◆ **Required task**: Every record here needs to be written out again exactly.

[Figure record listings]
........

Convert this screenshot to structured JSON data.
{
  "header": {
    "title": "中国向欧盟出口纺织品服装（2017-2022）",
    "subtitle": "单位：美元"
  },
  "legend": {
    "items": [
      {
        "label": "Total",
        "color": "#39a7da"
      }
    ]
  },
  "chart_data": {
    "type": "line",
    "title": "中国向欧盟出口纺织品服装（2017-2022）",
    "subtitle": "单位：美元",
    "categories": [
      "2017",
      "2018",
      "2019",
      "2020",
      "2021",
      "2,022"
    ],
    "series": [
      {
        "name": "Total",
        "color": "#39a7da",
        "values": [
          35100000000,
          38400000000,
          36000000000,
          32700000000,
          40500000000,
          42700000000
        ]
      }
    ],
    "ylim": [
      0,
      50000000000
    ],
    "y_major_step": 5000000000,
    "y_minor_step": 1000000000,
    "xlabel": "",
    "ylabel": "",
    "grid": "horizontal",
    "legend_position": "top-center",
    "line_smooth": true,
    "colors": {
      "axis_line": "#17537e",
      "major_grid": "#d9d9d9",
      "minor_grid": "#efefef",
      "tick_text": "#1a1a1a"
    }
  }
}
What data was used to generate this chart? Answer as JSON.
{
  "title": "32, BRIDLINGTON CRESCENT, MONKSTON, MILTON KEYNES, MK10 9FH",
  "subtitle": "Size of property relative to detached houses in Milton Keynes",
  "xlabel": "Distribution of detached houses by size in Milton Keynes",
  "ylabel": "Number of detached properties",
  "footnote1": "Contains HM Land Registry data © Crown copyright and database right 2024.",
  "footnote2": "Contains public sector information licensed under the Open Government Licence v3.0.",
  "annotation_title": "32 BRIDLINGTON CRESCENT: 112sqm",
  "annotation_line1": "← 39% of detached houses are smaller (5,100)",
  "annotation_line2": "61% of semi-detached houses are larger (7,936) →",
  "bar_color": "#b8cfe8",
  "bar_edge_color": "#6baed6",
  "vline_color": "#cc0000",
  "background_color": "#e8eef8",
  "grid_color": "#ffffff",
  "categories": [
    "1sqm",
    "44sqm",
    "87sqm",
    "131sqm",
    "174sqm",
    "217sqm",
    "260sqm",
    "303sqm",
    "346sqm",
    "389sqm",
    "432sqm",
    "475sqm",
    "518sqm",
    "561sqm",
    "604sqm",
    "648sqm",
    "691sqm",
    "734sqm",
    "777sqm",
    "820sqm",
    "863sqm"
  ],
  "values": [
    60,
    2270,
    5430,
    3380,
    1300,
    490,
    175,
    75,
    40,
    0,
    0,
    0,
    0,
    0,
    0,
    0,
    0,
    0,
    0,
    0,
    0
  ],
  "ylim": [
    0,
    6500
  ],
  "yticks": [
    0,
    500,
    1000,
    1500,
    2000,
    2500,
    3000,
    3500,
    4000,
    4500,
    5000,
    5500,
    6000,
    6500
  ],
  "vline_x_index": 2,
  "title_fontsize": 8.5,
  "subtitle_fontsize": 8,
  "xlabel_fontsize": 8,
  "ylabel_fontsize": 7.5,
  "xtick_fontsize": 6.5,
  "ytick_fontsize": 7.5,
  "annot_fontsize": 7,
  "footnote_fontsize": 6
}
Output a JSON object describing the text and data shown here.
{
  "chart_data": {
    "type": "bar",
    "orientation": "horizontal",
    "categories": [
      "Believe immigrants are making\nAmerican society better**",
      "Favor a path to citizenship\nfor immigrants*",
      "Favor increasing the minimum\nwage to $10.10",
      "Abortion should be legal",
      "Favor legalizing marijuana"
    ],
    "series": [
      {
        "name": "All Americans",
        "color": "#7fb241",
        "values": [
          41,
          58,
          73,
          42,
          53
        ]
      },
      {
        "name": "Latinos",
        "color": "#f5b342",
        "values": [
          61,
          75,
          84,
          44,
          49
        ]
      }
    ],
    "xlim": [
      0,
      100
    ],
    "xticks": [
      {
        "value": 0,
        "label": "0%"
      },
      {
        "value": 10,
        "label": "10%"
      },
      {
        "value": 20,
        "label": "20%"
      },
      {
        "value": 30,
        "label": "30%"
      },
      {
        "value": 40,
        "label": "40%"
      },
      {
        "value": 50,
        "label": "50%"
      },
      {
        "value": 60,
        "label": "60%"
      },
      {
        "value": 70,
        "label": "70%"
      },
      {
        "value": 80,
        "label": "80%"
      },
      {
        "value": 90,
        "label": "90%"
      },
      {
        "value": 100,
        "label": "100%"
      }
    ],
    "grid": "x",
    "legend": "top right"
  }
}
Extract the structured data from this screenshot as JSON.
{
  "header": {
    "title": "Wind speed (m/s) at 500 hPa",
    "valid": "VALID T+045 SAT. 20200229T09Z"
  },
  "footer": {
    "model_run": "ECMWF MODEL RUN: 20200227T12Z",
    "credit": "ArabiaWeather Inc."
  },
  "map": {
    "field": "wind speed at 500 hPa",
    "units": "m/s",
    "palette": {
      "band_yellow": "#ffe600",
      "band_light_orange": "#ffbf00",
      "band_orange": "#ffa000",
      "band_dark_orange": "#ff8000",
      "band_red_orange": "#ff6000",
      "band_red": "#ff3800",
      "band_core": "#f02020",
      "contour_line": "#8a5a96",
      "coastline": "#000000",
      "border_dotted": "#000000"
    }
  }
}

........

◆ **Full answer**:
Convert this screenshot to structured JSON data.
{
  "header": {
    "title": "中国向欧盟出口纺织品服装（2017-2022）",
    "subtitle": "单位：美元"
  },
  "legend": {
    "items": [
      {
        "label": "Total",
        "color": "#39a7da"
      }
    ]
  },
  "chart_data": {
    "type": "line",
    "title": "中国向欧盟出口纺织品服装（2017-2022）",
    "subtitle": "单位：美元",
    "categories": [
      "2017",
      "2018",
      "2019",
      "2020",
      "2021",
      "2,022"
    ],
    "series": [
      {
        "name": "Total",
        "color": "#39a7da",
        "values": [
          35100000000,
          38400000000,
          36000000000,
          32700000000,
          40500000000,
          42700000000
        ]
      }
    ],
    "ylim": [
      0,
      50000000000
    ],
    "y_major_step": 5000000000,
    "y_minor_step": 1000000000,
    "xlabel": "",
    "ylabel": "",
    "grid": "horizontal",
    "legend_position": "top-center",
    "line_smooth": true,
    "colors": {
      "axis_line": "#17537e",
      "major_grid": "#d9d9d9",
      "minor_grid": "#efefef",
      "tick_text": "#1a1a1a"
    }
  }
}
What data was used to generate this chart? Answer as JSON.
{
  "title": "32, BRIDLINGTON CRESCENT, MONKSTON, MILTON KEYNES, MK10 9FH",
  "subtitle": "Size of property relative to detached houses in Milton Keynes",
  "xlabel": "Distribution of detached houses by size in Milton Keynes",
  "ylabel": "Number of detached properties",
  "footnote1": "Contains HM Land Registry data © Crown copyright and database right 2024.",
  "footnote2": "Contains public sector information licensed under the Open Government Licence v3.0.",
  "annotation_title": "32 BRIDLINGTON CRESCENT: 112sqm",
  "annotation_line1": "← 39% of detached houses are smaller (5,100)",
  "annotation_line2": "61% of semi-detached houses are larger (7,936) →",
  "bar_color": "#b8cfe8",
  "bar_edge_color": "#6baed6",
  "vline_color": "#cc0000",
  "background_color": "#e8eef8",
  "grid_color": "#ffffff",
  "categories": [
    "1sqm",
    "44sqm",
    "87sqm",
    "131sqm",
    "174sqm",
    "217sqm",
    "260sqm",
    "303sqm",
    "346sqm",
    "389sqm",
    "432sqm",
    "475sqm",
    "518sqm",
    "561sqm",
    "604sqm",
    "648sqm",
    "691sqm",
    "734sqm",
    "777sqm",
    "820sqm",
    "863sqm"
  ],
  "values": [
    60,
    2270,
    5430,
    3380,
    1300,
    490,
    175,
    75,
    40,
    0,
    0,
    0,
    0,
    0,
    0,
    0,
    0,
    0,
    0,
    0,
    0
  ],
  "ylim": [
    0,
    6500
  ],
  "yticks": [
    0,
    500,
    1000,
    1500,
    2000,
    2500,
    3000,
    3500,
    4000,
    4500,
    5000,
    5500,
    6000,
    6500
  ],
  "vline_x_index": 2,
  "title_fontsize": 8.5,
  "subtitle_fontsize": 8,
  "xlabel_fontsize": 8,
  "ylabel_fontsize": 7.5,
  "xtick_fontsize": 6.5,
  "ytick_fontsize": 7.5,
  "annot_fontsize": 7,
  "footnote_fontsize": 6
}
Output a JSON object describing the text and data shown here.
{
  "chart_data": {
    "type": "bar",
    "orientation": "horizontal",
    "categories": [
      "Believe immigrants are making\nAmerican society better**",
      "Favor a path to citizenship\nfor immigrants*",
      "Favor increasing the minimum\nwage to $10.10",
      "Abortion should be legal",
      "Favor legalizing marijuana"
    ],
    "series": [
      {
        "name": "All Americans",
        "color": "#7fb241",
        "values": [
          41,
          58,
          73,
          42,
          53
        ]
      },
      {
        "name": "Latinos",
        "color": "#f5b342",
        "values": [
          61,
          75,
          84,
          44,
          49
        ]
      }
    ],
    "xlim": [
      0,
      100
    ],
    "xticks": [
      {
        "value": 0,
        "label": "0%"
      },
      {
        "value": 10,
        "label": "10%"
      },
      {
        "value": 20,
        "label": "20%"
      },
      {
        "value": 30,
        "label": "30%"
      },
      {
        "value": 40,
        "label": "40%"
      },
      {
        "value": 50,
        "label": "50%"
      },
      {
        "value": 60,
        "label": "60%"
      },
      {
        "value": 70,
        "label": "70%"
      },
      {
        "value": 80,
        "label": "80%"
      },
      {
        "value": 90,
        "label": "90%"
      },
      {
        "value": 100,
        "label": "100%"
      }
    ],
    "grid": "x",
    "legend": "top right"
  }
}
Extract the structured data from this screenshot as JSON.
{
  "header": {
    "title": "Wind speed (m/s) at 500 hPa",
    "valid": "VALID T+045 SAT. 20200229T09Z"
  },
  "footer": {
    "model_run": "ECMWF MODEL RUN: 20200227T12Z",
    "credit": "ArabiaWeather Inc."
  },
  "map": {
    "field": "wind speed at 500 hPa",
    "units": "m/s",
    "palette": {
      "band_yellow": "#ffe600",
      "band_light_orange": "#ffbf00",
      "band_orange": "#ffa000",
      "band_dark_orange": "#ff8000",
      "band_red_orange": "#ff6000",
      "band_red": "#ff3800",
      "band_core": "#f02020",
      "contour_line": "#8a5a96",
      "coastline": "#000000",
      "border_dotted": "#000000"
    }
  }
}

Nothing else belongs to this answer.